Raw records:
________________________________________
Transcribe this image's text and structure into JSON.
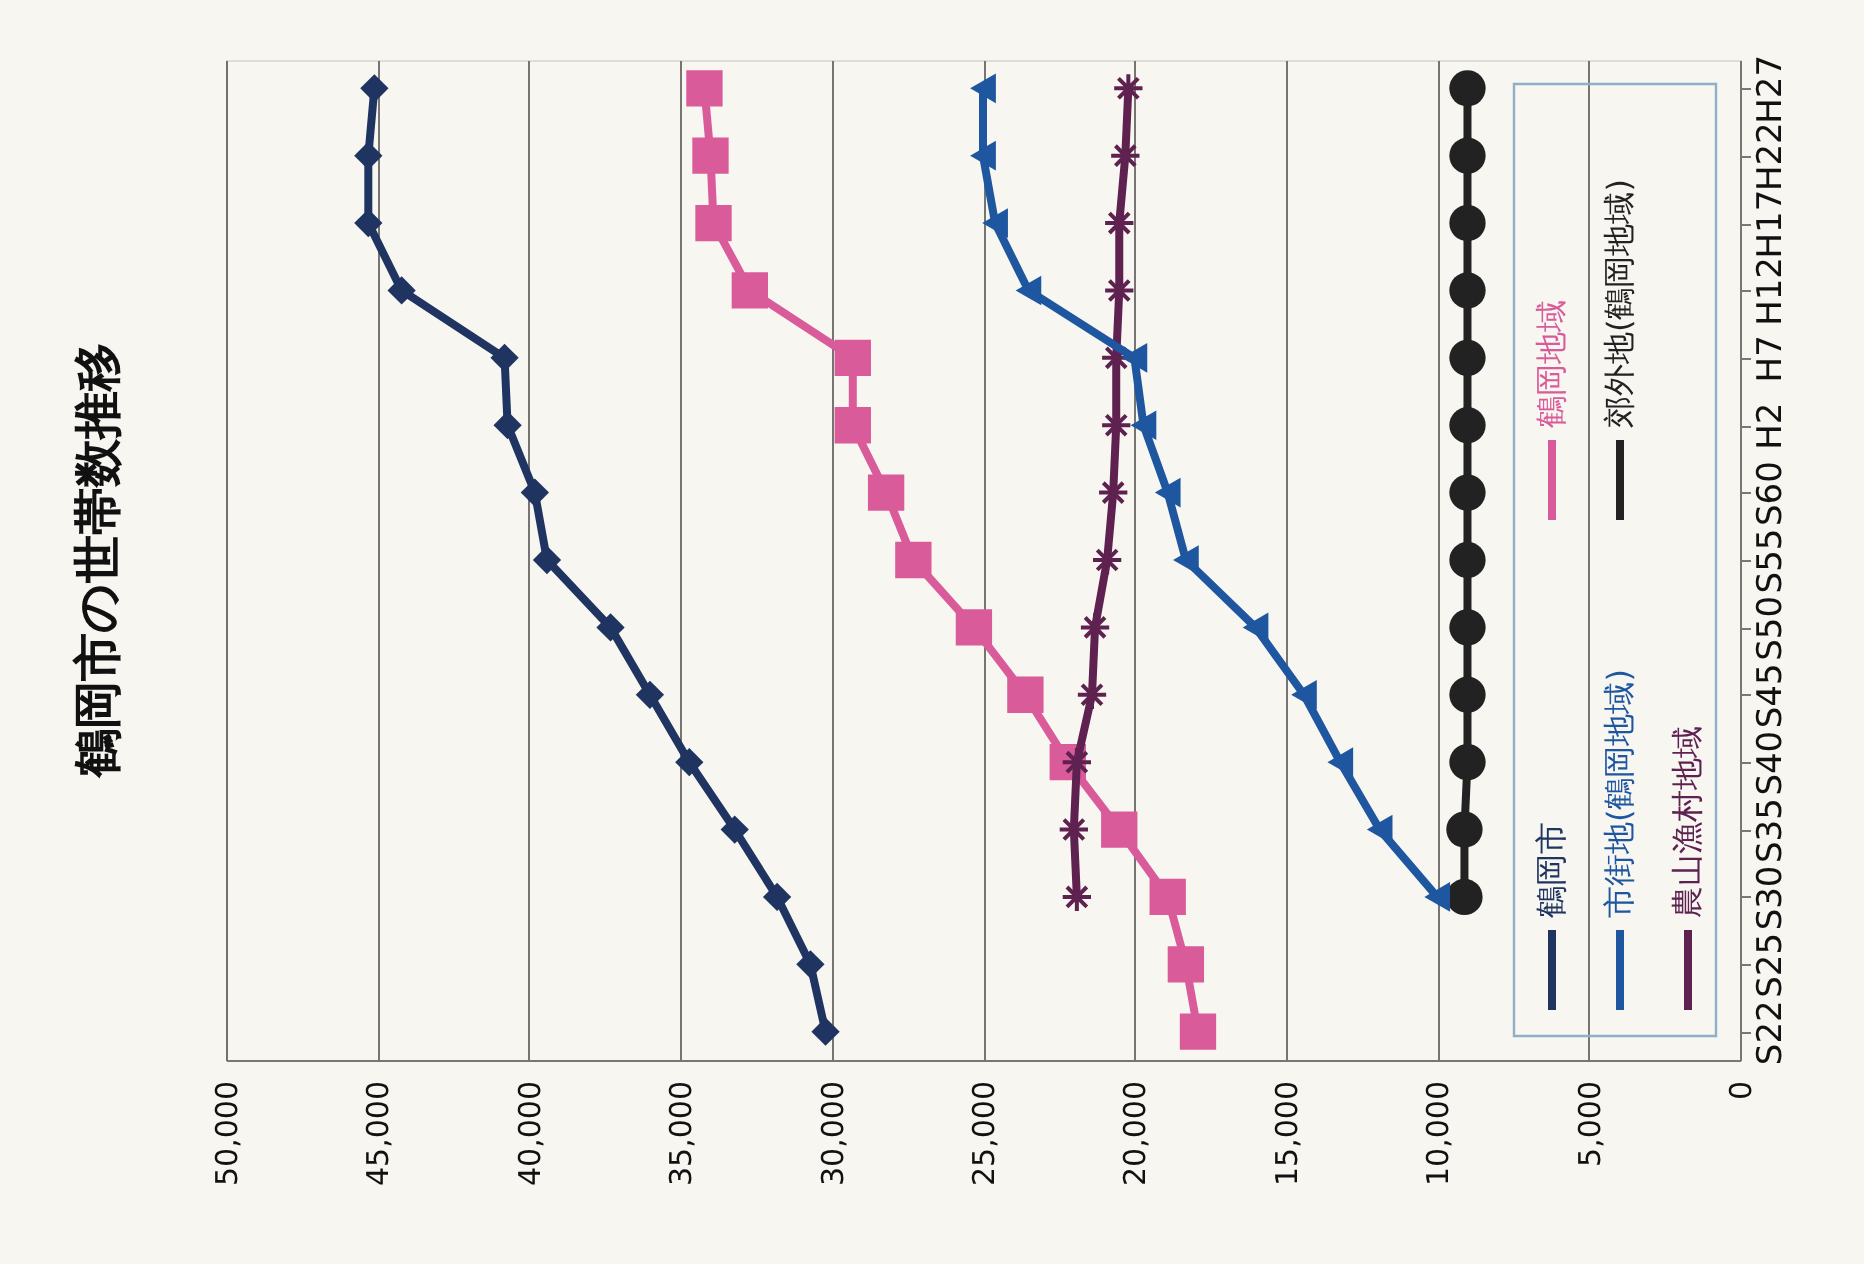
{
  "chart_data": {
    "type": "line",
    "title": "鶴岡市の世帯数推移",
    "orientation": "horizontal",
    "categories": [
      "H27",
      "H22",
      "H17",
      "H12",
      "H7",
      "H2",
      "S60",
      "S55",
      "S50",
      "S45",
      "S40",
      "S35",
      "S30",
      "S25",
      "S22"
    ],
    "series": [
      {
        "name": "鶴岡市",
        "color": "#1f3461",
        "marker": "diamond",
        "values": [
          45100,
          45300,
          45300,
          44200,
          40800,
          40700,
          39800,
          39400,
          37300,
          36000,
          34700,
          33200,
          31800,
          30700,
          30200
        ]
      },
      {
        "name": "鶴岡地域",
        "color": "#d95b9a",
        "marker": "square",
        "values": [
          34200,
          34000,
          33900,
          32700,
          29300,
          29300,
          28200,
          27300,
          25300,
          23600,
          22200,
          20500,
          18900,
          18300,
          17900
        ]
      },
      {
        "name": "市街地(鶴岡地域)",
        "color": "#1f56a0",
        "marker": "triangle",
        "values": [
          25000,
          25000,
          24600,
          23500,
          20000,
          19700,
          18900,
          18300,
          16000,
          14400,
          13200,
          11900,
          10000,
          null,
          null
        ]
      },
      {
        "name": "郊外地(鶴岡地域)",
        "color": "#222222",
        "marker": "circle",
        "values": [
          9000,
          9000,
          9000,
          9000,
          9000,
          9000,
          9000,
          9000,
          9000,
          9000,
          9000,
          9100,
          9100,
          null,
          null
        ]
      },
      {
        "name": "農山漁村地域",
        "color": "#5e2150",
        "marker": "cross",
        "values": [
          20200,
          20300,
          20500,
          20500,
          20600,
          20600,
          20700,
          20900,
          21300,
          21400,
          21900,
          22000,
          21900,
          null,
          null
        ]
      }
    ],
    "xlim": [
      50000,
      0
    ],
    "xticks": [
      {
        "value": 50000,
        "label": "50,000"
      },
      {
        "value": 45000,
        "label": "45,000"
      },
      {
        "value": 40000,
        "label": "40,000"
      },
      {
        "value": 35000,
        "label": "35,000"
      },
      {
        "value": 30000,
        "label": "30,000"
      },
      {
        "value": 25000,
        "label": "25,000"
      },
      {
        "value": 20000,
        "label": "20,000"
      },
      {
        "value": 15000,
        "label": "15,000"
      },
      {
        "value": 10000,
        "label": "10,000"
      },
      {
        "value": 5000,
        "label": "5,000"
      },
      0
    ],
    "grid": "x",
    "legend": "top right"
  }
}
________________________________________
→ Given exercise: Only lines with "marker" are wanted here; list each of them.

→ Answer in full:
        "marker": "diamond",
        "marker": "square",
        "marker": "triangle",
        "marker": "circle",
        "marker": "cross",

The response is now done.